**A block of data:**
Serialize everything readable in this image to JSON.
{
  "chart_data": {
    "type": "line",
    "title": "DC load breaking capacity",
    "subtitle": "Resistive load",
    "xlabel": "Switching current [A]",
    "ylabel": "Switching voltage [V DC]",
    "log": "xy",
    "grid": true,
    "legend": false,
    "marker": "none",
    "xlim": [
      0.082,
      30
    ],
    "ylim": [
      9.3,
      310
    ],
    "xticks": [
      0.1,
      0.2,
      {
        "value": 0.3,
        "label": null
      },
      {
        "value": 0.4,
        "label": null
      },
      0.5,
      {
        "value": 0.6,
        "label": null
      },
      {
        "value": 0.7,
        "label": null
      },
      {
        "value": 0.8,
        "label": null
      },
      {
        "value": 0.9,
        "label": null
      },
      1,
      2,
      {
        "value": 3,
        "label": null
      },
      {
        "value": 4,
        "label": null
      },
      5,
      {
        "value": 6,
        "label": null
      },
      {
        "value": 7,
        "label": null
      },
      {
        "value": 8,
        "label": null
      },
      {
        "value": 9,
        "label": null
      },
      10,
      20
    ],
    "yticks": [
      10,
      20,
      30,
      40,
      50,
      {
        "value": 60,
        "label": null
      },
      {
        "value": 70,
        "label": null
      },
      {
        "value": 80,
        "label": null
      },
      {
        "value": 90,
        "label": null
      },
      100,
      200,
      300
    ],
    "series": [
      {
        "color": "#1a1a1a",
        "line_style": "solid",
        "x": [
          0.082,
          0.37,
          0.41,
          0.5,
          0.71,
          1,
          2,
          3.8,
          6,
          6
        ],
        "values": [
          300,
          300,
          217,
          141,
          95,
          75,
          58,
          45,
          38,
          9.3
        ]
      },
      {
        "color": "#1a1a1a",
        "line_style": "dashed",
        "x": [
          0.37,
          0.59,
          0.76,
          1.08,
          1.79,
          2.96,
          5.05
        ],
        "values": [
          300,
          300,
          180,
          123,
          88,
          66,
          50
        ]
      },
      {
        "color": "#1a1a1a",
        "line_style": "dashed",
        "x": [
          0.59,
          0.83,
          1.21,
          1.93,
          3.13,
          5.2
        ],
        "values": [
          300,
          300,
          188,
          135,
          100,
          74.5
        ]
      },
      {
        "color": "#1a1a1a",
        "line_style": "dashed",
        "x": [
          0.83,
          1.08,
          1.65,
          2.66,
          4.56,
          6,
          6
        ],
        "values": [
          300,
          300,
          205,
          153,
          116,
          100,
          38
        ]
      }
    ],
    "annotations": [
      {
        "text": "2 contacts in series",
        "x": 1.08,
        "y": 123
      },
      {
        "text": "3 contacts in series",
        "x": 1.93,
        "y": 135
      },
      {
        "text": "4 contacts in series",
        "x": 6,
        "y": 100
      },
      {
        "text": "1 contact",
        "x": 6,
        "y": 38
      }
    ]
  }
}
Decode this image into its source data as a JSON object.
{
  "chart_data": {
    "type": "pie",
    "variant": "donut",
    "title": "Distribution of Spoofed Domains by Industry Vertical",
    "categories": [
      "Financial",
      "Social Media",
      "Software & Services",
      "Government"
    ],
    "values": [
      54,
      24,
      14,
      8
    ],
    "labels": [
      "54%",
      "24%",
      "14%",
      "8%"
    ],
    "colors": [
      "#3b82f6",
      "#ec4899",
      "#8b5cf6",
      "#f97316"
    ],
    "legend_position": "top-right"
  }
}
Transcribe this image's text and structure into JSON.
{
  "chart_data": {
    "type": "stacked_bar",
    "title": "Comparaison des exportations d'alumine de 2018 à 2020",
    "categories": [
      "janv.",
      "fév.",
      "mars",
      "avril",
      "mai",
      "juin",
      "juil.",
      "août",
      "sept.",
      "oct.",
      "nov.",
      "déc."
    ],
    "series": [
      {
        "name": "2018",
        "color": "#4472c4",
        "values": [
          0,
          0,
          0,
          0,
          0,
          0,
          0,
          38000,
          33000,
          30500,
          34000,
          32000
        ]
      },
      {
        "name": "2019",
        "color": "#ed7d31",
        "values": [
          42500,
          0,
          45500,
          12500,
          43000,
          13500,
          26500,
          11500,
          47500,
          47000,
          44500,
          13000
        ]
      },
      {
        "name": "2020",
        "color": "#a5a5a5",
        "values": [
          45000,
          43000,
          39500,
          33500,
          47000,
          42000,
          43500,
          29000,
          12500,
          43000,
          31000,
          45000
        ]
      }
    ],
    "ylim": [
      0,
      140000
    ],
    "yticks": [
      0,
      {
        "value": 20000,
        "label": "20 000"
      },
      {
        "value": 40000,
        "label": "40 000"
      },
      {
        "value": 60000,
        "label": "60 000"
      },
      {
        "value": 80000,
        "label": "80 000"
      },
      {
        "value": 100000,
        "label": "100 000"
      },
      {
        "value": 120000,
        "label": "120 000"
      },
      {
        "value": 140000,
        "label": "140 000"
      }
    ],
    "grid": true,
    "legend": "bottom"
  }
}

**WHAT IS NEEDED:**
Write the data from above out again, exactly.

**THE RESULT:**
Serialize everything readable in this image to JSON.
{
  "chart_data": {
    "type": "line",
    "title": "DC load breaking capacity",
    "subtitle": "Resistive load",
    "xlabel": "Switching current [A]",
    "ylabel": "Switching voltage [V DC]",
    "log": "xy",
    "grid": true,
    "legend": false,
    "marker": "none",
    "xlim": [
      0.082,
      30
    ],
    "ylim": [
      9.3,
      310
    ],
    "xticks": [
      0.1,
      0.2,
      {
        "value": 0.3,
        "label": null
      },
      {
        "value": 0.4,
        "label": null
      },
      0.5,
      {
        "value": 0.6,
        "label": null
      },
      {
        "value": 0.7,
        "label": null
      },
      {
        "value": 0.8,
        "label": null
      },
      {
        "value": 0.9,
        "label": null
      },
      1,
      2,
      {
        "value": 3,
        "label": null
      },
      {
        "value": 4,
        "label": null
      },
      5,
      {
        "value": 6,
        "label": null
      },
      {
        "value": 7,
        "label": null
      },
      {
        "value": 8,
        "label": null
      },
      {
        "value": 9,
        "label": null
      },
      10,
      20
    ],
    "yticks": [
      10,
      20,
      30,
      40,
      50,
      {
        "value": 60,
        "label": null
      },
      {
        "value": 70,
        "label": null
      },
      {
        "value": 80,
        "label": null
      },
      {
        "value": 90,
        "label": null
      },
      100,
      200,
      300
    ],
    "series": [
      {
        "color": "#1a1a1a",
        "line_style": "solid",
        "x": [
          0.082,
          0.37,
          0.41,
          0.5,
          0.71,
          1,
          2,
          3.8,
          6,
          6
        ],
        "values": [
          300,
          300,
          217,
          141,
          95,
          75,
          58,
          45,
          38,
          9.3
        ]
      },
      {
        "color": "#1a1a1a",
        "line_style": "dashed",
        "x": [
          0.37,
          0.59,
          0.76,
          1.08,
          1.79,
          2.96,
          5.05
        ],
        "values": [
          300,
          300,
          180,
          123,
          88,
          66,
          50
        ]
      },
      {
        "color": "#1a1a1a",
        "line_style": "dashed",
        "x": [
          0.59,
          0.83,
          1.21,
          1.93,
          3.13,
          5.2
        ],
        "values": [
          300,
          300,
          188,
          135,
          100,
          74.5
        ]
      },
      {
        "color": "#1a1a1a",
        "line_style": "dashed",
        "x": [
          0.83,
          1.08,
          1.65,
          2.66,
          4.56,
          6,
          6
        ],
        "values": [
          300,
          300,
          205,
          153,
          116,
          100,
          38
        ]
      }
    ],
    "annotations": [
      {
        "text": "2 contacts in series",
        "x": 1.08,
        "y": 123
      },
      {
        "text": "3 contacts in series",
        "x": 1.93,
        "y": 135
      },
      {
        "text": "4 contacts in series",
        "x": 6,
        "y": 100
      },
      {
        "text": "1 contact",
        "x": 6,
        "y": 38
      }
    ]
  }
}
Decode this image into its source data as a JSON object.
{
  "chart_data": {
    "type": "pie",
    "variant": "donut",
    "title": "Distribution of Spoofed Domains by Industry Vertical",
    "categories": [
      "Financial",
      "Social Media",
      "Software & Services",
      "Government"
    ],
    "values": [
      54,
      24,
      14,
      8
    ],
    "labels": [
      "54%",
      "24%",
      "14%",
      "8%"
    ],
    "colors": [
      "#3b82f6",
      "#ec4899",
      "#8b5cf6",
      "#f97316"
    ],
    "legend_position": "top-right"
  }
}
Transcribe this image's text and structure into JSON.
{
  "chart_data": {
    "type": "stacked_bar",
    "title": "Comparaison des exportations d'alumine de 2018 à 2020",
    "categories": [
      "janv.",
      "fév.",
      "mars",
      "avril",
      "mai",
      "juin",
      "juil.",
      "août",
      "sept.",
      "oct.",
      "nov.",
      "déc."
    ],
    "series": [
      {
        "name": "2018",
        "color": "#4472c4",
        "values": [
          0,
          0,
          0,
          0,
          0,
          0,
          0,
          38000,
          33000,
          30500,
          34000,
          32000
        ]
      },
      {
        "name": "2019",
        "color": "#ed7d31",
        "values": [
          42500,
          0,
          45500,
          12500,
          43000,
          13500,
          26500,
          11500,
          47500,
          47000,
          44500,
          13000
        ]
      },
      {
        "name": "2020",
        "color": "#a5a5a5",
        "values": [
          45000,
          43000,
          39500,
          33500,
          47000,
          42000,
          43500,
          29000,
          12500,
          43000,
          31000,
          45000
        ]
      }
    ],
    "ylim": [
      0,
      140000
    ],
    "yticks": [
      0,
      {
        "value": 20000,
        "label": "20 000"
      },
      {
        "value": 40000,
        "label": "40 000"
      },
      {
        "value": 60000,
        "label": "60 000"
      },
      {
        "value": 80000,
        "label": "80 000"
      },
      {
        "value": 100000,
        "label": "100 000"
      },
      {
        "value": 120000,
        "label": "120 000"
      },
      {
        "value": 140000,
        "label": "140 000"
      }
    ],
    "grid": true,
    "legend": "bottom"
  }
}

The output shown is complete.